§ Given instruction: Pictures aside, repeat every entry exactly.

[Records from a collection of figures]
○ ○ ○ ○ ○

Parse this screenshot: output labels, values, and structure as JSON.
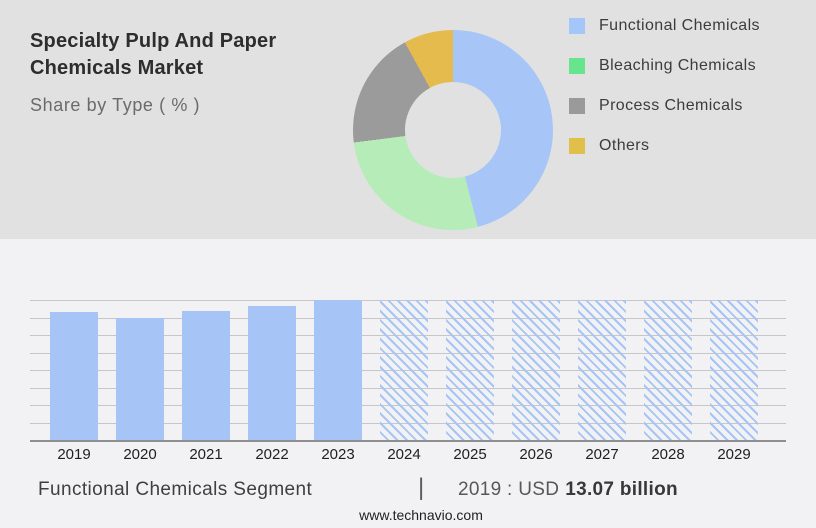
{
  "header": {
    "title_line1": "Specialty Pulp And Paper",
    "title_line2": "Chemicals Market",
    "subtitle": "Share by Type ( % )"
  },
  "colors": {
    "top_background": "#e1e1e1",
    "bottom_background": "#f2f2f4",
    "bar_solid": "#a6c4f5",
    "hatch_line": "#a6c4f5",
    "gridline": "#c7c7ca",
    "axis_line": "#8f8f8f",
    "title_text": "#2d2d2d",
    "subtitle_text": "#6b6b6b"
  },
  "chart_data": [
    {
      "type": "pie",
      "subtype": "donut",
      "title": "Share by Type ( % )",
      "legend_position": "right",
      "labels_on_slices": false,
      "segments": [
        {
          "label": "Functional Chemicals",
          "value_pct": 46,
          "slice_color": "#a7c5f6",
          "legend_color": "#a5c6fa"
        },
        {
          "label": "Bleaching Chemicals",
          "value_pct": 27,
          "slice_color": "#b5ecb8",
          "legend_color": "#67e58d"
        },
        {
          "label": "Process Chemicals",
          "value_pct": 19,
          "slice_color": "#9b9b9b",
          "legend_color": "#9a9a9a"
        },
        {
          "label": "Others",
          "value_pct": 8,
          "slice_color": "#e6bb4d",
          "legend_color": "#e0c04b"
        }
      ]
    },
    {
      "type": "bar",
      "title": "Functional Chemicals Segment",
      "categories": [
        "2019",
        "2020",
        "2021",
        "2022",
        "2023",
        "2024",
        "2025",
        "2026",
        "2027",
        "2028",
        "2029"
      ],
      "series": [
        {
          "name": "Functional Chemicals market size (USD billion)",
          "values_usd_billion_est": [
            13.07,
            12.5,
            13.11,
            13.65,
            14.26,
            null,
            null,
            null,
            null,
            null,
            null
          ]
        }
      ],
      "bar_heights_pct": [
        91.5,
        87.5,
        92,
        95.5,
        100,
        100,
        100,
        100,
        100,
        100,
        100
      ],
      "bar_styles": [
        "solid",
        "solid",
        "solid",
        "solid",
        "solid",
        "hatched",
        "hatched",
        "hatched",
        "hatched",
        "hatched",
        "hatched"
      ],
      "historical_years": [
        "2019",
        "2020",
        "2021",
        "2022",
        "2023"
      ],
      "forecast_years": [
        "2024",
        "2025",
        "2026",
        "2027",
        "2028",
        "2029"
      ],
      "labeled_value": {
        "year": "2019",
        "text": "USD 13.07 billion"
      },
      "y_axis_labels": [],
      "gridline_count": 9,
      "grid": true,
      "legend_position": "none"
    }
  ],
  "footer": {
    "segment_label": "Functional Chemicals Segment",
    "separator": "|",
    "value_prefix": "2019 : USD",
    "value_bold": "13.07 billion",
    "website": "www.technavio.com"
  }
}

○ ○ ○ ○ ○

§ Solution:
Parse this screenshot: output labels, values, and structure as JSON.
{
  "header": {
    "title_line1": "Specialty Pulp And Paper",
    "title_line2": "Chemicals Market",
    "subtitle": "Share by Type ( % )"
  },
  "colors": {
    "top_background": "#e1e1e1",
    "bottom_background": "#f2f2f4",
    "bar_solid": "#a6c4f5",
    "hatch_line": "#a6c4f5",
    "gridline": "#c7c7ca",
    "axis_line": "#8f8f8f",
    "title_text": "#2d2d2d",
    "subtitle_text": "#6b6b6b"
  },
  "chart_data": [
    {
      "type": "pie",
      "subtype": "donut",
      "title": "Share by Type ( % )",
      "legend_position": "right",
      "labels_on_slices": false,
      "segments": [
        {
          "label": "Functional Chemicals",
          "value_pct": 46,
          "slice_color": "#a7c5f6",
          "legend_color": "#a5c6fa"
        },
        {
          "label": "Bleaching Chemicals",
          "value_pct": 27,
          "slice_color": "#b5ecb8",
          "legend_color": "#67e58d"
        },
        {
          "label": "Process Chemicals",
          "value_pct": 19,
          "slice_color": "#9b9b9b",
          "legend_color": "#9a9a9a"
        },
        {
          "label": "Others",
          "value_pct": 8,
          "slice_color": "#e6bb4d",
          "legend_color": "#e0c04b"
        }
      ]
    },
    {
      "type": "bar",
      "title": "Functional Chemicals Segment",
      "categories": [
        "2019",
        "2020",
        "2021",
        "2022",
        "2023",
        "2024",
        "2025",
        "2026",
        "2027",
        "2028",
        "2029"
      ],
      "series": [
        {
          "name": "Functional Chemicals market size (USD billion)",
          "values_usd_billion_est": [
            13.07,
            12.5,
            13.11,
            13.65,
            14.26,
            null,
            null,
            null,
            null,
            null,
            null
          ]
        }
      ],
      "bar_heights_pct": [
        91.5,
        87.5,
        92,
        95.5,
        100,
        100,
        100,
        100,
        100,
        100,
        100
      ],
      "bar_styles": [
        "solid",
        "solid",
        "solid",
        "solid",
        "solid",
        "hatched",
        "hatched",
        "hatched",
        "hatched",
        "hatched",
        "hatched"
      ],
      "historical_years": [
        "2019",
        "2020",
        "2021",
        "2022",
        "2023"
      ],
      "forecast_years": [
        "2024",
        "2025",
        "2026",
        "2027",
        "2028",
        "2029"
      ],
      "labeled_value": {
        "year": "2019",
        "text": "USD 13.07 billion"
      },
      "y_axis_labels": [],
      "gridline_count": 9,
      "grid": true,
      "legend_position": "none"
    }
  ],
  "footer": {
    "segment_label": "Functional Chemicals Segment",
    "separator": "|",
    "value_prefix": "2019 : USD",
    "value_bold": "13.07 billion",
    "website": "www.technavio.com"
  }
}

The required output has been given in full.